▸ **Instructions for the task**
Extract every line below that contains the word "frac".

:: Entries ::

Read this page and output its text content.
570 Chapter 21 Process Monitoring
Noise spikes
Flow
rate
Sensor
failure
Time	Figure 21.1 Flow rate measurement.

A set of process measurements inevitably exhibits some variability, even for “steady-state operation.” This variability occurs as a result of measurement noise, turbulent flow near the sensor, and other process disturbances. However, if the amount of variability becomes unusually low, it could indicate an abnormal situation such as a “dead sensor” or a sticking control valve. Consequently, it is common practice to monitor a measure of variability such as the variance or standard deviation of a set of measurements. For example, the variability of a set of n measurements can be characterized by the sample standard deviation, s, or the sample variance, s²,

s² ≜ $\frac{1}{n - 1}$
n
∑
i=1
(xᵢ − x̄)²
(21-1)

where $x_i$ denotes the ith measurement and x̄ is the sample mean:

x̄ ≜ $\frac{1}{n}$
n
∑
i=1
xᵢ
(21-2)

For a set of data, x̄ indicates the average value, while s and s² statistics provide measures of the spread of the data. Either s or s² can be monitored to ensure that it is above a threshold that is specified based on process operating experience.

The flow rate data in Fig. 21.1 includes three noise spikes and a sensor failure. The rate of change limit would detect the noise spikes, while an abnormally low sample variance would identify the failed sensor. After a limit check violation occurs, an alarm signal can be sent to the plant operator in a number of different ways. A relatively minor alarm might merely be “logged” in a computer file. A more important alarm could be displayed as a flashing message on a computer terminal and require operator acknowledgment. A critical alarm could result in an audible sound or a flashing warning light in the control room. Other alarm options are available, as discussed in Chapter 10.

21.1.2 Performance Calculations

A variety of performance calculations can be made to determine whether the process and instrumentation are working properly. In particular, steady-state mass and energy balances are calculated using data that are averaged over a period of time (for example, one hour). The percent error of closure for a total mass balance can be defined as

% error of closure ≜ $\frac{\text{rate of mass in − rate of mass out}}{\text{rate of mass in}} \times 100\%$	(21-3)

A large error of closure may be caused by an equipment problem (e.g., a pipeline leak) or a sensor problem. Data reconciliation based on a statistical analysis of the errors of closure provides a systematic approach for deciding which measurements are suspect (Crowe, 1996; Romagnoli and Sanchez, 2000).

:::

▸ **Complete output**
s² ≜ $\frac{1}{n - 1}$
x̄ ≜ $\frac{1}{n}$
% error of closure ≜ $\frac{\text{rate of mass in − rate of mass out}}{\text{rate of mass in}} \times 100\%$	(21-3)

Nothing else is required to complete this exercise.